--- start ---
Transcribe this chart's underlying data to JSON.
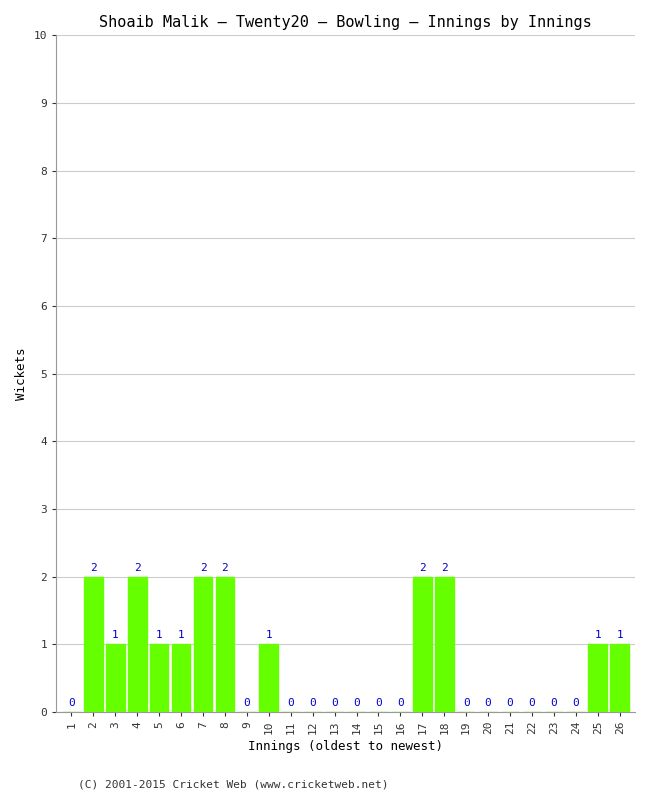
{
  "title": "Shoaib Malik – Twenty20 – Bowling – Innings by Innings",
  "xlabel": "Innings (oldest to newest)",
  "ylabel": "Wickets",
  "innings": [
    1,
    2,
    3,
    4,
    5,
    6,
    7,
    8,
    9,
    10,
    11,
    12,
    13,
    14,
    15,
    16,
    17,
    18,
    19,
    20,
    21,
    22,
    23,
    24,
    25,
    26
  ],
  "wickets": [
    0,
    2,
    1,
    2,
    1,
    1,
    2,
    2,
    0,
    1,
    0,
    0,
    0,
    0,
    0,
    0,
    2,
    2,
    0,
    0,
    0,
    0,
    0,
    0,
    1,
    1
  ],
  "bar_color": "#66ff00",
  "bar_edge_color": "#66ff00",
  "label_color": "#0000cc",
  "ylim": [
    0,
    10
  ],
  "yticks": [
    0,
    1,
    2,
    3,
    4,
    5,
    6,
    7,
    8,
    9,
    10
  ],
  "background_color": "#ffffff",
  "grid_color": "#cccccc",
  "title_fontsize": 11,
  "axis_label_fontsize": 9,
  "tick_label_fontsize": 8,
  "bar_label_fontsize": 8,
  "footer": "(C) 2001-2015 Cricket Web (www.cricketweb.net)",
  "footer_fontsize": 8
}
--- end ---
EXERCISE INSTRUCTIONS ->
Copy out all the data exactly; skip the pictures.

FINAL ANSWER ->
Transcribe this chart's underlying data to JSON.
{
  "title": "Shoaib Malik – Twenty20 – Bowling – Innings by Innings",
  "xlabel": "Innings (oldest to newest)",
  "ylabel": "Wickets",
  "innings": [
    1,
    2,
    3,
    4,
    5,
    6,
    7,
    8,
    9,
    10,
    11,
    12,
    13,
    14,
    15,
    16,
    17,
    18,
    19,
    20,
    21,
    22,
    23,
    24,
    25,
    26
  ],
  "wickets": [
    0,
    2,
    1,
    2,
    1,
    1,
    2,
    2,
    0,
    1,
    0,
    0,
    0,
    0,
    0,
    0,
    2,
    2,
    0,
    0,
    0,
    0,
    0,
    0,
    1,
    1
  ],
  "bar_color": "#66ff00",
  "bar_edge_color": "#66ff00",
  "label_color": "#0000cc",
  "ylim": [
    0,
    10
  ],
  "yticks": [
    0,
    1,
    2,
    3,
    4,
    5,
    6,
    7,
    8,
    9,
    10
  ],
  "background_color": "#ffffff",
  "grid_color": "#cccccc",
  "title_fontsize": 11,
  "axis_label_fontsize": 9,
  "tick_label_fontsize": 8,
  "bar_label_fontsize": 8,
  "footer": "(C) 2001-2015 Cricket Web (www.cricketweb.net)",
  "footer_fontsize": 8
}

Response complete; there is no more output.